The problem: Every record must be repeated exactly, with no omission.

Dataset items:
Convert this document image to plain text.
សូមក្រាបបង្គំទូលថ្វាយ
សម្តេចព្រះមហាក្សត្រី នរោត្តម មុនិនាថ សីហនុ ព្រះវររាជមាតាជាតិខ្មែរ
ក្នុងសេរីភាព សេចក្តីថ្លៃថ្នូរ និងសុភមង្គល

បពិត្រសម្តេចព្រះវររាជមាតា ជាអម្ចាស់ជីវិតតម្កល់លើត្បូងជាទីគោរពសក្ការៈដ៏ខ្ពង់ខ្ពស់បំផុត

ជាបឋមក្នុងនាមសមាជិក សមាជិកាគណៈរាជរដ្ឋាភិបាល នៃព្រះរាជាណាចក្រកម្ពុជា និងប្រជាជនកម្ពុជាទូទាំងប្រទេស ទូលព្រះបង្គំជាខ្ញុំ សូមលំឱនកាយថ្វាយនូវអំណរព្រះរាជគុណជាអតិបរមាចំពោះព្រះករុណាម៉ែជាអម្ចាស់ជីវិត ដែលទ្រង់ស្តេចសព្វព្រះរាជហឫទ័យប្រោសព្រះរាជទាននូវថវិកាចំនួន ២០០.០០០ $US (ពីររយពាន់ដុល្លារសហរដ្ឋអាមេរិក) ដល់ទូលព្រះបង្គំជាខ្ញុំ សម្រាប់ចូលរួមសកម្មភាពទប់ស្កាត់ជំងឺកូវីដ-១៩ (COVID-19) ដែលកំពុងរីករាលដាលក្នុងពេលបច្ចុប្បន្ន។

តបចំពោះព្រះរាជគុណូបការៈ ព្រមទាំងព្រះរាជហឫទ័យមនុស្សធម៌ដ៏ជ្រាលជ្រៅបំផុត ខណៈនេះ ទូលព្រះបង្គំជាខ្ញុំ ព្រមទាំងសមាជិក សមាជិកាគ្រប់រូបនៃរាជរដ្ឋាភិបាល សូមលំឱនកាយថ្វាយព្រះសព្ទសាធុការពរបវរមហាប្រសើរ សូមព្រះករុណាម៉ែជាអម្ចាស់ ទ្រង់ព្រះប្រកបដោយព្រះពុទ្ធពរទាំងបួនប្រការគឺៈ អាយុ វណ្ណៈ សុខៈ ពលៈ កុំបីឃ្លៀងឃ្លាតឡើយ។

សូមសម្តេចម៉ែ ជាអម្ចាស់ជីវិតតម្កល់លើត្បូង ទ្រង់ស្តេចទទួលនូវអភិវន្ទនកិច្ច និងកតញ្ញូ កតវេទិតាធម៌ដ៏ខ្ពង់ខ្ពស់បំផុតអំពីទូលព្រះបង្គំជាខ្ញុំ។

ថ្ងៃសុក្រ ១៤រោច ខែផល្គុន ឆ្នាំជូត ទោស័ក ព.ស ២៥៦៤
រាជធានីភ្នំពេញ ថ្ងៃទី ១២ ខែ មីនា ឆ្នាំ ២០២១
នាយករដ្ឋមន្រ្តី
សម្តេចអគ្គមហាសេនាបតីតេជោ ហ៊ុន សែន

Reply:
Convert this document image to plain text.
សូមក្រាបបង្គំទូលថ្វាយ
សម្តេចព្រះមហាក្សត្រី នរោត្តម មុនិនាថ សីហនុ ព្រះវររាជមាតាជាតិខ្មែរ
ក្នុងសេរីភាព សេចក្តីថ្លៃថ្នូរ និងសុភមង្គល

បពិត្រសម្តេចព្រះវររាជមាតា ជាអម្ចាស់ជីវិតតម្កល់លើត្បូងជាទីគោរពសក្ការៈដ៏ខ្ពង់ខ្ពស់បំផុត

ជាបឋមក្នុងនាមសមាជិក សមាជិកាគណៈរាជរដ្ឋាភិបាល នៃព្រះរាជាណាចក្រកម្ពុជា និងប្រជាជនកម្ពុជាទូទាំងប្រទេស ទូលព្រះបង្គំជាខ្ញុំ សូមលំឱនកាយថ្វាយនូវអំណរព្រះរាជគុណជាអតិបរមាចំពោះព្រះករុណាម៉ែជាអម្ចាស់ជីវិត ដែលទ្រង់ស្តេចសព្វព្រះរាជហឫទ័យប្រោសព្រះរាជទាននូវថវិកាចំនួន ២០០.០០០ $US (ពីររយពាន់ដុល្លារសហរដ្ឋអាមេរិក) ដល់ទូលព្រះបង្គំជាខ្ញុំ សម្រាប់ចូលរួមសកម្មភាពទប់ស្កាត់ជំងឺកូវីដ-១៩ (COVID-19) ដែលកំពុងរីករាលដាលក្នុងពេលបច្ចុប្បន្ន។

តបចំពោះព្រះរាជគុណូបការៈ ព្រមទាំងព្រះរាជហឫទ័យមនុស្សធម៌ដ៏ជ្រាលជ្រៅបំផុត ខណៈនេះ ទូលព្រះបង្គំជាខ្ញុំ ព្រមទាំងសមាជិក សមាជិកាគ្រប់រូបនៃរាជរដ្ឋាភិបាល សូមលំឱនកាយថ្វាយព្រះសព្ទសាធុការពរបវរមហាប្រសើរ សូមព្រះករុណាម៉ែជាអម្ចាស់ ទ្រង់ព្រះប្រកបដោយព្រះពុទ្ធពរទាំងបួនប្រការគឺៈ អាយុ វណ្ណៈ សុខៈ ពលៈ កុំបីឃ្លៀងឃ្លាតឡើយ។

សូមសម្តេចម៉ែ ជាអម្ចាស់ជីវិតតម្កល់លើត្បូង ទ្រង់ស្តេចទទួលនូវអភិវន្ទនកិច្ច និងកតញ្ញូ កតវេទិតាធម៌ដ៏ខ្ពង់ខ្ពស់បំផុតអំពីទូលព្រះបង្គំជាខ្ញុំ។

ថ្ងៃសុក្រ ១៤រោច ខែផល្គុន ឆ្នាំជូត ទោស័ក ព.ស ២៥៦៤
រាជធានីភ្នំពេញ ថ្ងៃទី ១២ ខែ មីនា ឆ្នាំ ២០២១
នាយករដ្ឋមន្រ្តី
សម្តេចអគ្គមហាសេនាបតីតេជោ ហ៊ុន សែន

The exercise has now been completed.